# Excerpt from a dataset
** begin **

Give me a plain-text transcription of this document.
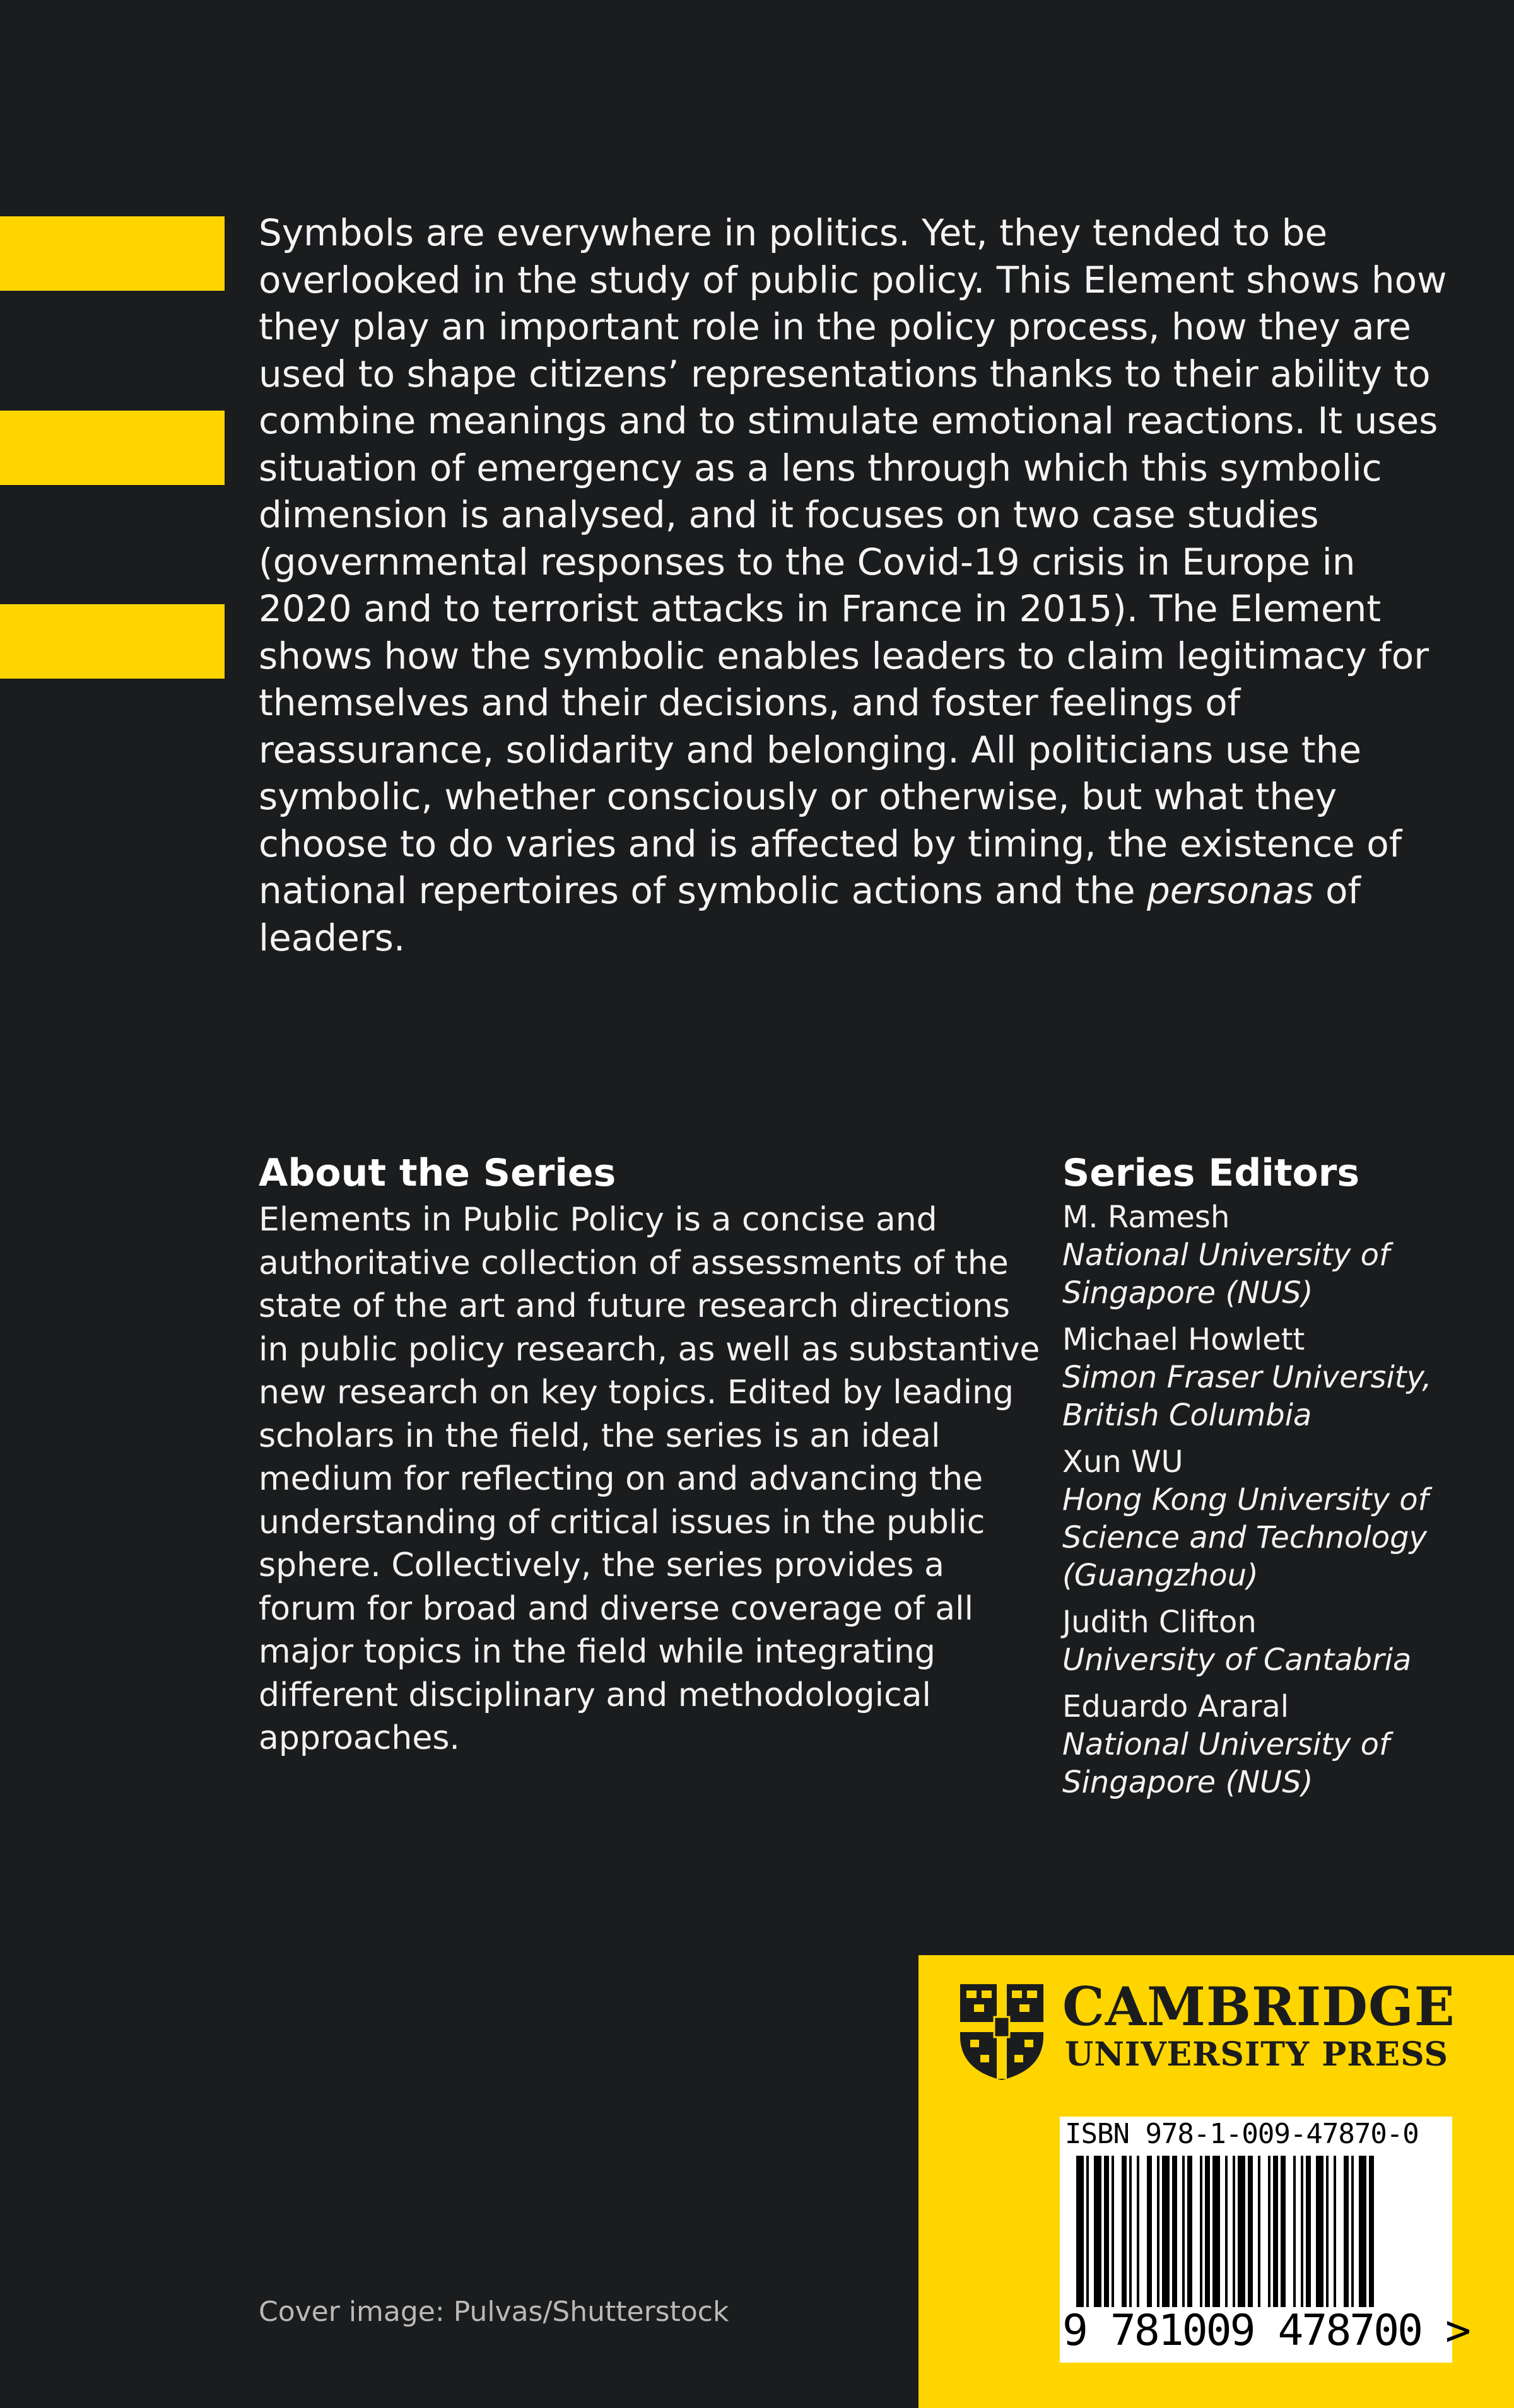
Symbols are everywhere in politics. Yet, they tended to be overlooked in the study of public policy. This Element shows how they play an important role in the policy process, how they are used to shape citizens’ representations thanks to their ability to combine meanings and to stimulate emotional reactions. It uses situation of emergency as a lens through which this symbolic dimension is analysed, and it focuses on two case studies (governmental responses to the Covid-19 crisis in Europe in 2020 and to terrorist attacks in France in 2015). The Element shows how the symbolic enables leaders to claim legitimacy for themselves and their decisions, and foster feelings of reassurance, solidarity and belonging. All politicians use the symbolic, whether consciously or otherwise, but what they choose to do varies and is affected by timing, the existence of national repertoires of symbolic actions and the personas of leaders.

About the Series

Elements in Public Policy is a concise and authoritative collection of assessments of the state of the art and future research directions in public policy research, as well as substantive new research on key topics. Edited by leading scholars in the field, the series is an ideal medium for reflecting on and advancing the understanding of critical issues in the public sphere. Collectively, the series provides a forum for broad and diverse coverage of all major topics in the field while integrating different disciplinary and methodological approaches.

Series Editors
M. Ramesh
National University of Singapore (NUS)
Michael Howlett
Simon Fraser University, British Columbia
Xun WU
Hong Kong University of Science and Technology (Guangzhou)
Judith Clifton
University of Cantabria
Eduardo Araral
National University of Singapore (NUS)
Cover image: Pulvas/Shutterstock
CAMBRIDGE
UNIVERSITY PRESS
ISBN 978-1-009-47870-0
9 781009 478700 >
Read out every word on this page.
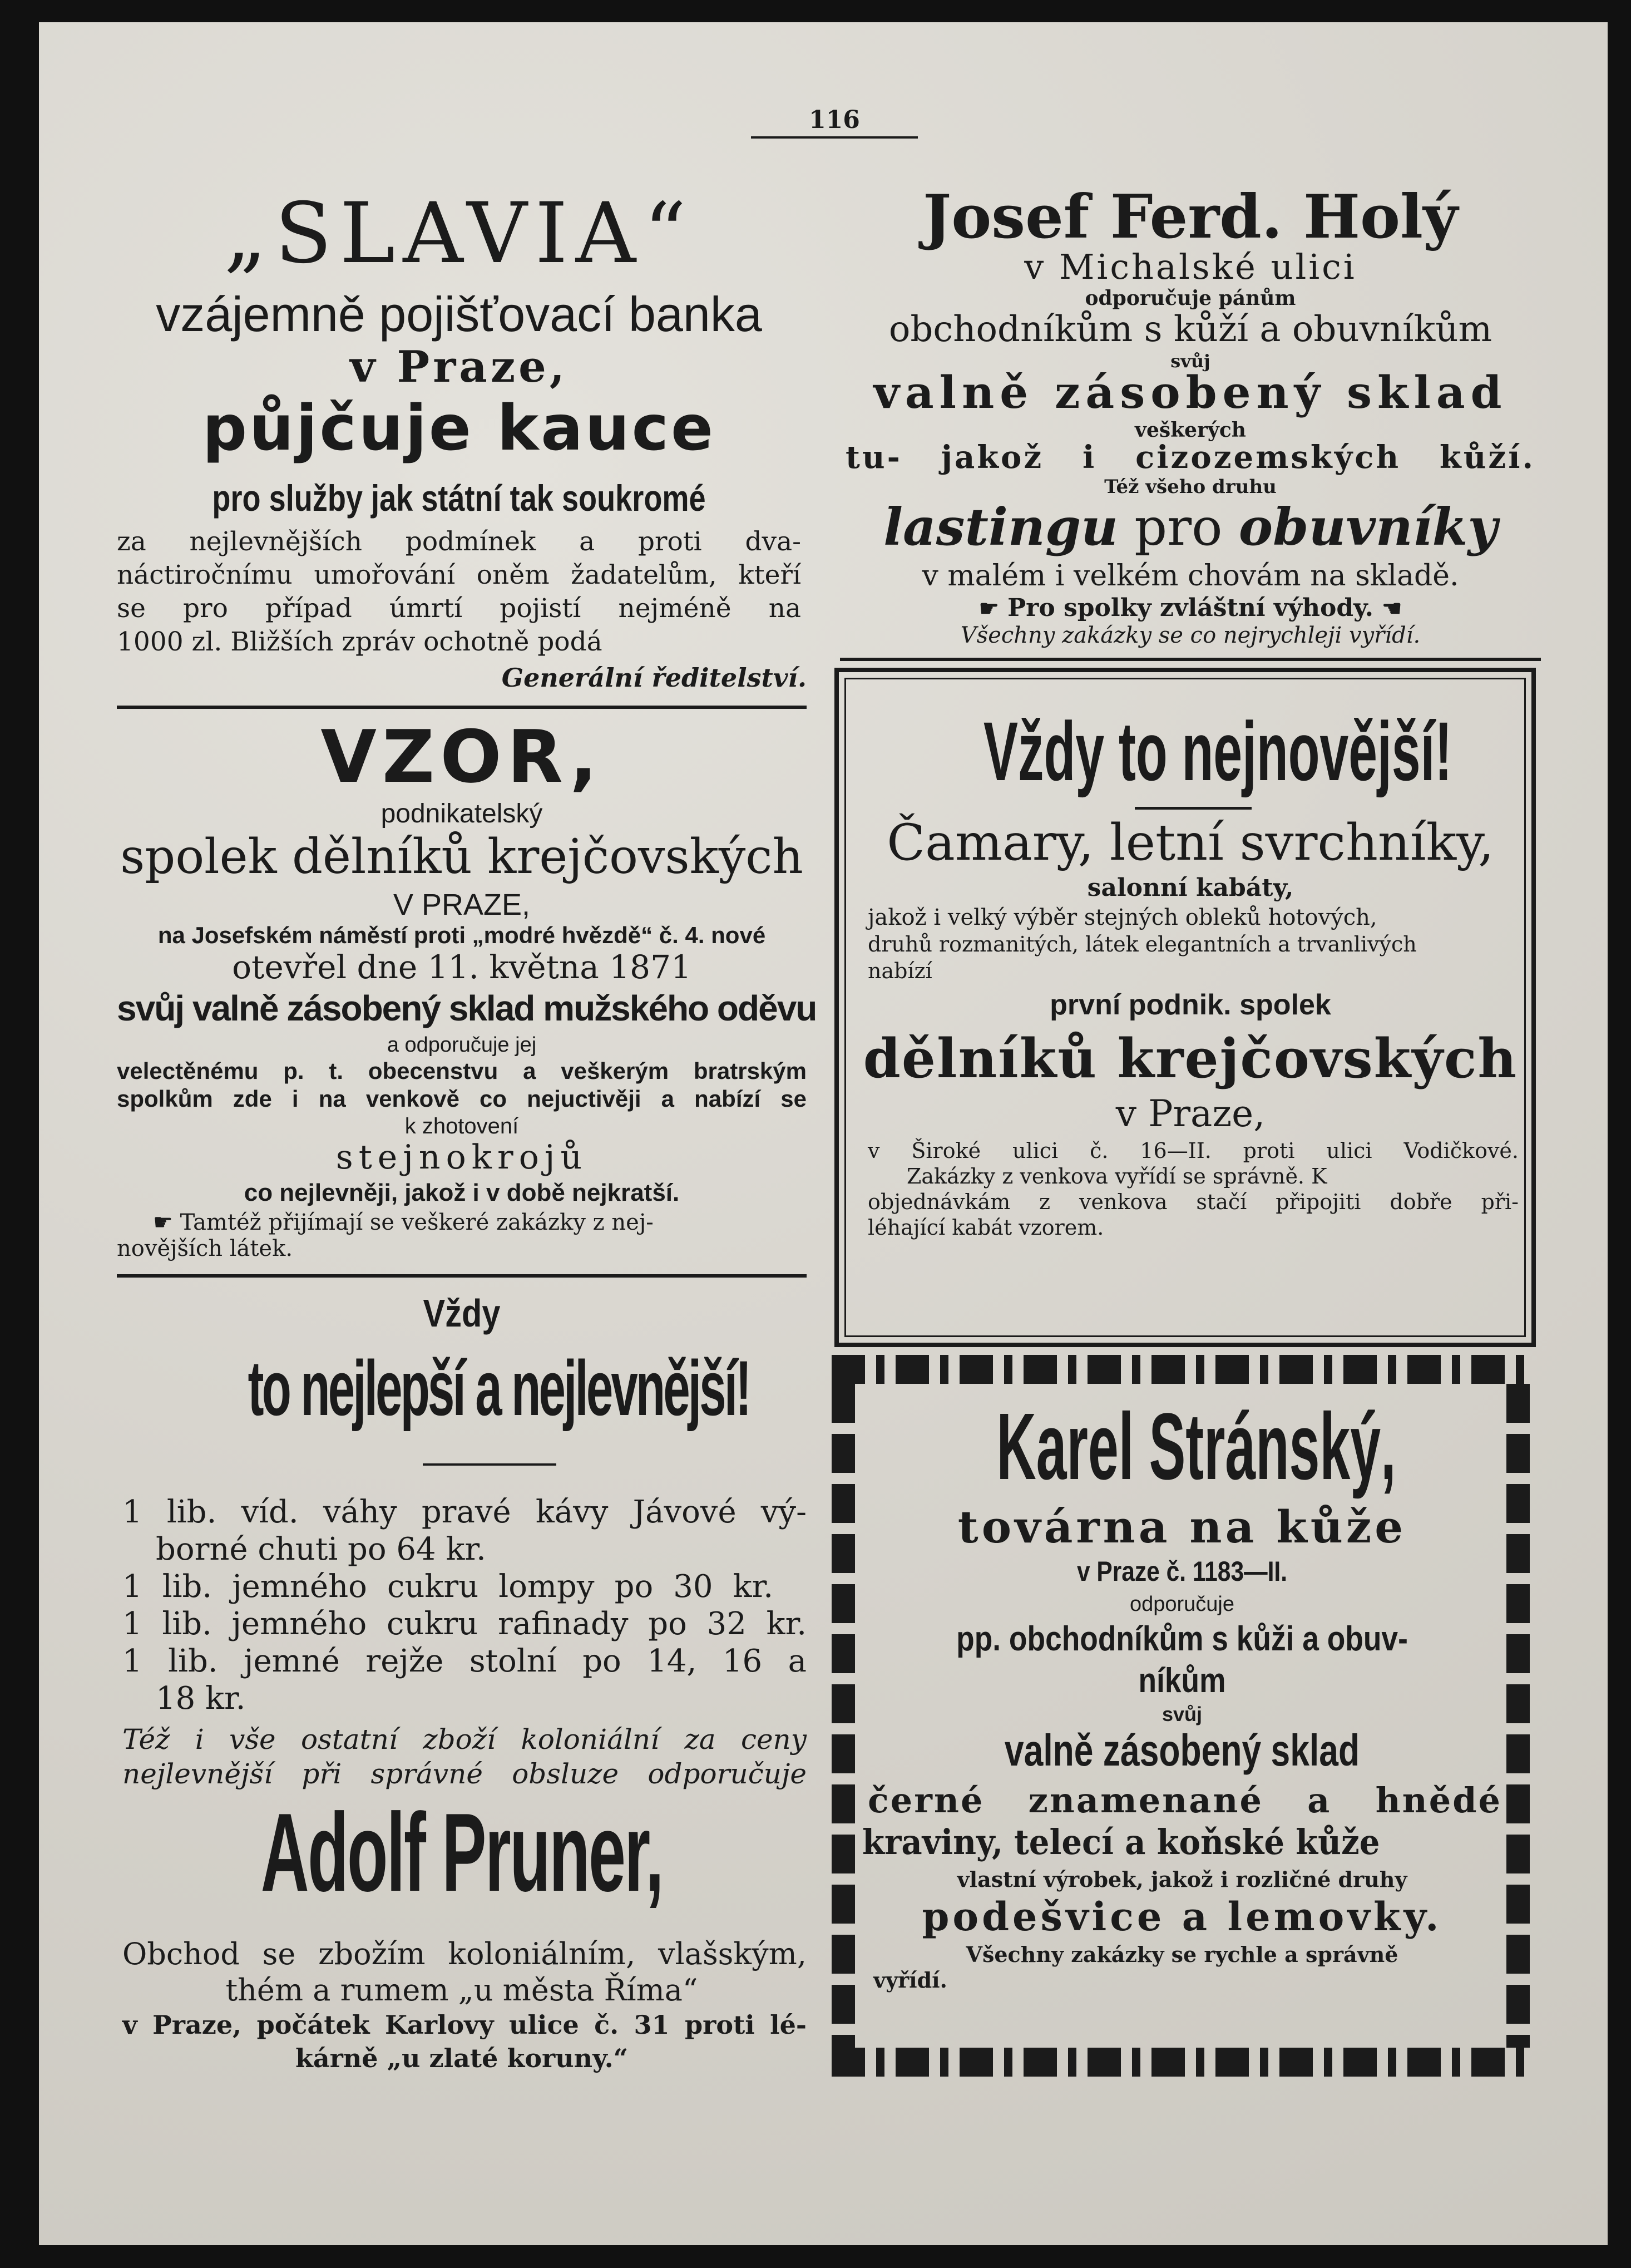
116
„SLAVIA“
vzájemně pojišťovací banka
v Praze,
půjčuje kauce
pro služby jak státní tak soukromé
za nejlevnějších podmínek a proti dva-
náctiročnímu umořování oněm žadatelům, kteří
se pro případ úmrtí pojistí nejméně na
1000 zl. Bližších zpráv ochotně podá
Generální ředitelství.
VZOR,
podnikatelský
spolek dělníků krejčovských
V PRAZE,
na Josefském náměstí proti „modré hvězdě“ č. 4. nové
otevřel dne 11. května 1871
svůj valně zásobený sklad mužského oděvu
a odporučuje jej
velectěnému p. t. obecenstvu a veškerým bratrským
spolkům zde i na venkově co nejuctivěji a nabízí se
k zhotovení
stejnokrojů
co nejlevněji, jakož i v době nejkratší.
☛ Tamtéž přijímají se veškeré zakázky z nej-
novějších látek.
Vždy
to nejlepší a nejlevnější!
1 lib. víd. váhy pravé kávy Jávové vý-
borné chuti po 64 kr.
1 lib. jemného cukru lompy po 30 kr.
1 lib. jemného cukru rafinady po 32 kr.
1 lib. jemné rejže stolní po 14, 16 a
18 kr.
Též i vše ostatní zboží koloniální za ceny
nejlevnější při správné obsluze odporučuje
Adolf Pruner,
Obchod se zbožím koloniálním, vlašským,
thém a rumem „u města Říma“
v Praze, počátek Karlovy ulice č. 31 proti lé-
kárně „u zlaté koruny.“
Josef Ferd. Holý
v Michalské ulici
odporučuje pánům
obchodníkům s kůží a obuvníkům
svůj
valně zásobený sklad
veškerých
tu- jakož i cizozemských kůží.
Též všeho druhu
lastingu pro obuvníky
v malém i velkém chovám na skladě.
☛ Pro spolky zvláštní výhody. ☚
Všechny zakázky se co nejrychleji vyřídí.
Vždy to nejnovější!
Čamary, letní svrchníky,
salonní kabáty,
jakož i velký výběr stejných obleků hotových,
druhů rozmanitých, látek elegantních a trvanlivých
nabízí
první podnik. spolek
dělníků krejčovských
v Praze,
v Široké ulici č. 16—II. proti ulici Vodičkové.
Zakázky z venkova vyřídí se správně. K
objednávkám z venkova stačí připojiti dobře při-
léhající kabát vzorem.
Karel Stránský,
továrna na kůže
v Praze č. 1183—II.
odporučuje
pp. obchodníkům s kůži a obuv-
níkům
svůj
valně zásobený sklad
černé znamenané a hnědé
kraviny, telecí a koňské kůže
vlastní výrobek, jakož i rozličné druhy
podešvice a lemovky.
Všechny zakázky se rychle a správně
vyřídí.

** end **

Gather and return every line that holds the string "nabízí".

spolkům zde i na venkově co nejuctivěji a nabízí se
nabízí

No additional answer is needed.